◆ **Directions for this task**:
Every line that holds the string "Evolución" is to be identified and copied.

— START Source material —

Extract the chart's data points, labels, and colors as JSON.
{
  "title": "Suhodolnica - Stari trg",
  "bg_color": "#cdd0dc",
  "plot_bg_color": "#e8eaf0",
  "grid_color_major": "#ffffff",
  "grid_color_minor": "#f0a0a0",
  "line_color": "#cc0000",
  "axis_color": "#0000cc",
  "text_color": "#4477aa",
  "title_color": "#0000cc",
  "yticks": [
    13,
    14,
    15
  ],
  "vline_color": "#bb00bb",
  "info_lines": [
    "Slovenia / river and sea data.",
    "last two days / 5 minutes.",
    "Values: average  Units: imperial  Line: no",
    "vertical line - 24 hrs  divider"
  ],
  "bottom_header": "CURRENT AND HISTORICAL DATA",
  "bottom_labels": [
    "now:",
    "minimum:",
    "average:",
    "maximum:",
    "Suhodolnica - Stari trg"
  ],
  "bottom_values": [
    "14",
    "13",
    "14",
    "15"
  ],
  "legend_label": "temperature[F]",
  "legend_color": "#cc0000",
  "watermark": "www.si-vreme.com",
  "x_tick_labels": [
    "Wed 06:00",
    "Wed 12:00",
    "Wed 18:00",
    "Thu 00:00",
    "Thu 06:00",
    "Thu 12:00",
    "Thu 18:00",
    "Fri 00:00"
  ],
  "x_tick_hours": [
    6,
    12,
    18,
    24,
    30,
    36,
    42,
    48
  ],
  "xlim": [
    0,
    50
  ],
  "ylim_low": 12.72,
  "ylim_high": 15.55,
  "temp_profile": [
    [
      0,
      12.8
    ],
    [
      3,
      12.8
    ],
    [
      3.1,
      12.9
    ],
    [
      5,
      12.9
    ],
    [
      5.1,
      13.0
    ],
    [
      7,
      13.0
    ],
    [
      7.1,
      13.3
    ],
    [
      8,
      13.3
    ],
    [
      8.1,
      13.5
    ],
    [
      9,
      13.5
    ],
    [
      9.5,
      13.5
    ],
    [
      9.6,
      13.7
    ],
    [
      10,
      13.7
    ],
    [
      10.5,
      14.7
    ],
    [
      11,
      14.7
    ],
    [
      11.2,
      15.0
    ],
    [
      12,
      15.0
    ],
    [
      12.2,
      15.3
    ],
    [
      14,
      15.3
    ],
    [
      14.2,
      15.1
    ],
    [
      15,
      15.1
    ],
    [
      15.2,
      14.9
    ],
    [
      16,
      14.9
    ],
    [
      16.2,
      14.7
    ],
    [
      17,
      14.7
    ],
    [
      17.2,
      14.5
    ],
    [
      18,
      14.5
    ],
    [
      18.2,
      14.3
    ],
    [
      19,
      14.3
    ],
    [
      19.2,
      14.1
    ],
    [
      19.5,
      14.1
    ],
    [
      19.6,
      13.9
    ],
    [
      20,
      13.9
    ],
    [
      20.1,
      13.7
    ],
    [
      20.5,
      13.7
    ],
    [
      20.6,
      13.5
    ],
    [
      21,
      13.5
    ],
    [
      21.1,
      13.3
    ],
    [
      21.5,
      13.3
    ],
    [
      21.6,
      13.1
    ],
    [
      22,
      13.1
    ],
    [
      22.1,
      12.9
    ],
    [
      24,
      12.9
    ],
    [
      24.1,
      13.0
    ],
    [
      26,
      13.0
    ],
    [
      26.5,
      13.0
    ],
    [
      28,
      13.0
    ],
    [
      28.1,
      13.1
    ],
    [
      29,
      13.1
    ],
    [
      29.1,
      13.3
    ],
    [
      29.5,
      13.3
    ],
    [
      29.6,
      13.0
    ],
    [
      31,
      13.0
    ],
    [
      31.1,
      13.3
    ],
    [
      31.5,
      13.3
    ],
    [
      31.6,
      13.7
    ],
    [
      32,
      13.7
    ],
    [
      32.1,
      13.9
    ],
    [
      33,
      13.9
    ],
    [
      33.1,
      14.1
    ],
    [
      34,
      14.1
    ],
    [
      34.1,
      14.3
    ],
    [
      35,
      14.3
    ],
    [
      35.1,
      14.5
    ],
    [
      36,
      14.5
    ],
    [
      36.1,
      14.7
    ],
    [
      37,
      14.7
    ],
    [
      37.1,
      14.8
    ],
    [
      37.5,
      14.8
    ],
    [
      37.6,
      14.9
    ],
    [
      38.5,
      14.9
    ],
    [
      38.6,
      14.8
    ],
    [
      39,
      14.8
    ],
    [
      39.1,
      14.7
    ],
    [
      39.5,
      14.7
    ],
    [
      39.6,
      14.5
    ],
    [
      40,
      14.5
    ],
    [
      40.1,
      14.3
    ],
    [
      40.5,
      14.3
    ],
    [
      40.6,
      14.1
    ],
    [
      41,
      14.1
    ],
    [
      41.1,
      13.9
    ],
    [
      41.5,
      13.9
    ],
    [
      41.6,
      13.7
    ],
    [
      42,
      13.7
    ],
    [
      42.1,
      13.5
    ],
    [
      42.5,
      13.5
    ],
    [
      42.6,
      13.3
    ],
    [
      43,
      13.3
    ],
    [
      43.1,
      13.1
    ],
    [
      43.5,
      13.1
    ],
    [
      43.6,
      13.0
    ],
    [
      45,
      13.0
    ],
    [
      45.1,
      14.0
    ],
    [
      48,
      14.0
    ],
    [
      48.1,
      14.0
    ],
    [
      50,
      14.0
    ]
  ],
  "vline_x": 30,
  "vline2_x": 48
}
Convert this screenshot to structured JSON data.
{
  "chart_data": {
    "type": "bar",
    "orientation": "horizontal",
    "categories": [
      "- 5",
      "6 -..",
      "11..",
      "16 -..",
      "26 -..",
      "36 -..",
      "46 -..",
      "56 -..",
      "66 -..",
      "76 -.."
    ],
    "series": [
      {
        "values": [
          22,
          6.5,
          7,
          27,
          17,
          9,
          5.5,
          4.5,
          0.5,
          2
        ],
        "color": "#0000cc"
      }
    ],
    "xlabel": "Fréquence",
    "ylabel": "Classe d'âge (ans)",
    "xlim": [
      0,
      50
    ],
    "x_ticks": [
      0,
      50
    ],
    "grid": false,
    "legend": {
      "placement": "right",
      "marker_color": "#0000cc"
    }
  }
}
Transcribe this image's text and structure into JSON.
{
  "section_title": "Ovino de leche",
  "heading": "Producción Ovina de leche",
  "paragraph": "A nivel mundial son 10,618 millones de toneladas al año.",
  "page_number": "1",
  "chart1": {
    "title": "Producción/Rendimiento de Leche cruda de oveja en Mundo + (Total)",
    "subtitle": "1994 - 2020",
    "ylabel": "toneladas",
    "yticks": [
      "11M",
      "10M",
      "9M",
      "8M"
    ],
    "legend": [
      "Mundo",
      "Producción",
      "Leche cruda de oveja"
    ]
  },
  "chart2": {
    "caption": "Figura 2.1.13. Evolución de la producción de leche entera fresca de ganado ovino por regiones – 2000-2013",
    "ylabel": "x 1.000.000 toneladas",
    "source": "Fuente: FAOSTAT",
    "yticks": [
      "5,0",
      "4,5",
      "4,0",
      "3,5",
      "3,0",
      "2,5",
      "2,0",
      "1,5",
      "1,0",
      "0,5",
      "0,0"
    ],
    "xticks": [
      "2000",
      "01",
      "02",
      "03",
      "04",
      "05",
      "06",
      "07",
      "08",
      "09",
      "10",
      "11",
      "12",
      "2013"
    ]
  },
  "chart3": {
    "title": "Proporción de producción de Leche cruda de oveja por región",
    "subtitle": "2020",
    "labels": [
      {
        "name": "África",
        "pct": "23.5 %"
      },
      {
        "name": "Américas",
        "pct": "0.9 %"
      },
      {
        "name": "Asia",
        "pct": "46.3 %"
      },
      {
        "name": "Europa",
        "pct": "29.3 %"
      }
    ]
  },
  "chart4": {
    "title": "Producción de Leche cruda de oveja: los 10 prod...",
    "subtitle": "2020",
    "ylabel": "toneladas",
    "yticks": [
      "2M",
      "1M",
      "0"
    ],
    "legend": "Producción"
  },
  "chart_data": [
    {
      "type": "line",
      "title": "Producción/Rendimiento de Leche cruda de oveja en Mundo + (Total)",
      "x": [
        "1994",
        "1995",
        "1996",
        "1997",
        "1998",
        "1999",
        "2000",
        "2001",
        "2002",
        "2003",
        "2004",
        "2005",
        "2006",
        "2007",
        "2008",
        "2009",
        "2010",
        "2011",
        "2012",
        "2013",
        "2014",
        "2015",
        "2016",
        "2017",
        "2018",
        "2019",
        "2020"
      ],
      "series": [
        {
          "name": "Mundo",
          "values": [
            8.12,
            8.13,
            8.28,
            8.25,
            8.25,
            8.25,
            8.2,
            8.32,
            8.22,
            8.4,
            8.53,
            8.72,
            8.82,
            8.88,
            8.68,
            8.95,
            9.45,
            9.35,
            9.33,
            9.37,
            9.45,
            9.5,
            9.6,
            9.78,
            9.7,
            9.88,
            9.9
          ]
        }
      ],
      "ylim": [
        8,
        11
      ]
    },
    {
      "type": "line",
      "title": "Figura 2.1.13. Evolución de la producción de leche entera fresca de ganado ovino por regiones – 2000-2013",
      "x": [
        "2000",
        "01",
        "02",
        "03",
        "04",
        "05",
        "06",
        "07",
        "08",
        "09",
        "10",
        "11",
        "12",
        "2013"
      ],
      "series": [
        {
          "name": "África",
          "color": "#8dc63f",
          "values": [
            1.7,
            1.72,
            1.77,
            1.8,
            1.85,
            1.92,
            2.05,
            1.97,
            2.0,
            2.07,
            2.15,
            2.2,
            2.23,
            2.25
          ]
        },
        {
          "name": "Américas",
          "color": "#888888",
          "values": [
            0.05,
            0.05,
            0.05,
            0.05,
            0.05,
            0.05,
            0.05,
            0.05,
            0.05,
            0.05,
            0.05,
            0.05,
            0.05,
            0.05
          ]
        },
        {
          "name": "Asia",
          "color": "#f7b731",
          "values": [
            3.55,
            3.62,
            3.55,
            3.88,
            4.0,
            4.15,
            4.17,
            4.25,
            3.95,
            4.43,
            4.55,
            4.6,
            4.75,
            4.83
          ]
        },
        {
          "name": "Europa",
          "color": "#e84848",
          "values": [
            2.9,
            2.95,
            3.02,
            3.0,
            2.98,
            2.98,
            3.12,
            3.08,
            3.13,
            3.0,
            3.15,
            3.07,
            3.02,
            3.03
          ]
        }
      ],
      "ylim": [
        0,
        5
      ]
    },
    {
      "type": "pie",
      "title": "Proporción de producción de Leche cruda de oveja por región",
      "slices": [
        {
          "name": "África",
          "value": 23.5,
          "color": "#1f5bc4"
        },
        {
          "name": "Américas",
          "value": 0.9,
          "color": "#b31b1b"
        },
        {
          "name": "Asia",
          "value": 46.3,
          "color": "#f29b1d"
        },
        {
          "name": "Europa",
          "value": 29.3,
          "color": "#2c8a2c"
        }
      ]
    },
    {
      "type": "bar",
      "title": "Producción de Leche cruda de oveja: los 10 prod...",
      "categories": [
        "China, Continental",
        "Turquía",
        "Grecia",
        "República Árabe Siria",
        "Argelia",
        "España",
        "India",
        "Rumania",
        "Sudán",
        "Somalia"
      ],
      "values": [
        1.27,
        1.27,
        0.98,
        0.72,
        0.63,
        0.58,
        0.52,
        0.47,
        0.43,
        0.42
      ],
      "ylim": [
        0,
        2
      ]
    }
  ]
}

— END Source material —

◆ **Exercise result**:
    "caption": "Figura 2.1.13. Evolución de la producción de leche entera fresca de ganado ovino por regiones – 2000-2013",
      "title": "Figura 2.1.13. Evolución de la producción de leche entera fresca de ganado ovino por regiones – 2000-2013",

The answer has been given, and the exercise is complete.